YOUR GOAL -> Determine how many lines of the material hold the string "omarchristie" and reply with only that number.

Dataset entries:
►

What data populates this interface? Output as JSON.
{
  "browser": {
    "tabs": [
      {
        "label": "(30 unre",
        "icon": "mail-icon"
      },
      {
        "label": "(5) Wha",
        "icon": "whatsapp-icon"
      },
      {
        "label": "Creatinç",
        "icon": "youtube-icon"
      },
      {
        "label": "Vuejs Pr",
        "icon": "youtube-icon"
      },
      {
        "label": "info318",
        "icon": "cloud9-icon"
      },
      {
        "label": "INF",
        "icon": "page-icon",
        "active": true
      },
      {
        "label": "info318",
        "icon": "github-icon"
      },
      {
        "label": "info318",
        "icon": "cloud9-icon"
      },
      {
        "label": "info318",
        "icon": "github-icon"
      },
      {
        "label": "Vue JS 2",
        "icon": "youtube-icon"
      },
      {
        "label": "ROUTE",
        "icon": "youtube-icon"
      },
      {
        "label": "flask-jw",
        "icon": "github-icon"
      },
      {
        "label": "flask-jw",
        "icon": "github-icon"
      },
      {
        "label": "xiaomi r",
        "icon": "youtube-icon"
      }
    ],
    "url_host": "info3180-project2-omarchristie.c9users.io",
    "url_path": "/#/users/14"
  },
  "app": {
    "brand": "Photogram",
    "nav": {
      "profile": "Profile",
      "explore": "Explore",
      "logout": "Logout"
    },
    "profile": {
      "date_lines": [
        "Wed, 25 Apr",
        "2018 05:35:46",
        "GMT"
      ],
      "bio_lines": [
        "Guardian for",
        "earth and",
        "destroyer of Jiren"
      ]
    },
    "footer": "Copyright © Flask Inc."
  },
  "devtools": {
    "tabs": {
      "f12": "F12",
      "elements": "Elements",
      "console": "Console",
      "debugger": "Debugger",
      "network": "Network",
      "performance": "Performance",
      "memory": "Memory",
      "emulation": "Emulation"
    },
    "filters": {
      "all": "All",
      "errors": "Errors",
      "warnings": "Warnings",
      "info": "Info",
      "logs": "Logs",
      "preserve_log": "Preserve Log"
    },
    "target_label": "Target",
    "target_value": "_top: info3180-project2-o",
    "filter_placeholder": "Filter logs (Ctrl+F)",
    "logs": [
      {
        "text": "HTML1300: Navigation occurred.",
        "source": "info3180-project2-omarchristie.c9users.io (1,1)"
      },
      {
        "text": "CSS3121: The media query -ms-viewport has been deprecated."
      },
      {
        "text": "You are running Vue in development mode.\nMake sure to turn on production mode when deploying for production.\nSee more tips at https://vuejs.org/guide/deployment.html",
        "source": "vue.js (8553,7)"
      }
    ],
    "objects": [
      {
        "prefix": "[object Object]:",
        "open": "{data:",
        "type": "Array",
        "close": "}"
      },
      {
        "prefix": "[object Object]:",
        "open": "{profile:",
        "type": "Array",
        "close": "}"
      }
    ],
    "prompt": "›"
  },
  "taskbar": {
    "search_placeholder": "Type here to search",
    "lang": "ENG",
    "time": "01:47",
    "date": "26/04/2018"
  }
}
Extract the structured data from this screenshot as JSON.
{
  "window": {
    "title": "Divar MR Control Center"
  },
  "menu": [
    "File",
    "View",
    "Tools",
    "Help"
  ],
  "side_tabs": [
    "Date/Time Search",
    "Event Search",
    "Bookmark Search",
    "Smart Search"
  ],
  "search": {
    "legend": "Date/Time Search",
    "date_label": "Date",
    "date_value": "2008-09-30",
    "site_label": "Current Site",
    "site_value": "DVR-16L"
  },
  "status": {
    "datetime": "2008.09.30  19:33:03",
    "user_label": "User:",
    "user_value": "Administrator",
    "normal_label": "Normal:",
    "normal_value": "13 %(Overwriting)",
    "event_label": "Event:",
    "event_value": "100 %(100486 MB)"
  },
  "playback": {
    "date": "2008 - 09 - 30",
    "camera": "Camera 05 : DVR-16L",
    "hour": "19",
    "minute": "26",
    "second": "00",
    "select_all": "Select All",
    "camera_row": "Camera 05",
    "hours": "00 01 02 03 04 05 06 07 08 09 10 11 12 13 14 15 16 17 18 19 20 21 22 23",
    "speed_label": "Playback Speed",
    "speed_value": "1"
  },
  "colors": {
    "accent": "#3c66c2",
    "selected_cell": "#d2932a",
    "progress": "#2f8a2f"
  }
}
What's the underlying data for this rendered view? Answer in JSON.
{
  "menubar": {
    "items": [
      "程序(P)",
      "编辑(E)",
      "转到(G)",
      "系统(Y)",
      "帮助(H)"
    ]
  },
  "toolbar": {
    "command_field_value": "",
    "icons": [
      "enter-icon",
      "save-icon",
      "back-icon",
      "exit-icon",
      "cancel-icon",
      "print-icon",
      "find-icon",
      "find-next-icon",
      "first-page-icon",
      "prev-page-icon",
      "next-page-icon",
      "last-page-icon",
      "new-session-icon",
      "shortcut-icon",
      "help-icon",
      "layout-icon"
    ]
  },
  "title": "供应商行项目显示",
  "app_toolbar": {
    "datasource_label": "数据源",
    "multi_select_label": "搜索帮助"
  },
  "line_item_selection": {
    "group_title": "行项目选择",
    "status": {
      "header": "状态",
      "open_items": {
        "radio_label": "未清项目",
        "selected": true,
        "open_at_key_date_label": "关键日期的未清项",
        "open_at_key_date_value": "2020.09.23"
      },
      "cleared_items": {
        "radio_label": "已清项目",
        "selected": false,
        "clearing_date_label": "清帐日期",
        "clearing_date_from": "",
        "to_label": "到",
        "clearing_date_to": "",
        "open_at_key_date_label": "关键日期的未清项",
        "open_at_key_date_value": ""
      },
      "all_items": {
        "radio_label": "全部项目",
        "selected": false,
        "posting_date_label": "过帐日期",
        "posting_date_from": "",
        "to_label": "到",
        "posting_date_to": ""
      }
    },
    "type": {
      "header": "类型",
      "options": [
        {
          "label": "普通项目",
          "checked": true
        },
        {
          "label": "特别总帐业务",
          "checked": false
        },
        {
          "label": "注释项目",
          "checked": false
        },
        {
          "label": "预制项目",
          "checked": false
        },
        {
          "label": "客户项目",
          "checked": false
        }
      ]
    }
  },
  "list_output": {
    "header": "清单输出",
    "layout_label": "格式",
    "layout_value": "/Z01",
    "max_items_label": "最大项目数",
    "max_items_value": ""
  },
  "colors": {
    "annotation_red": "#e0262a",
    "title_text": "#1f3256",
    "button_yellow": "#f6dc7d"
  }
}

◄

FULL OUTPUT -> 2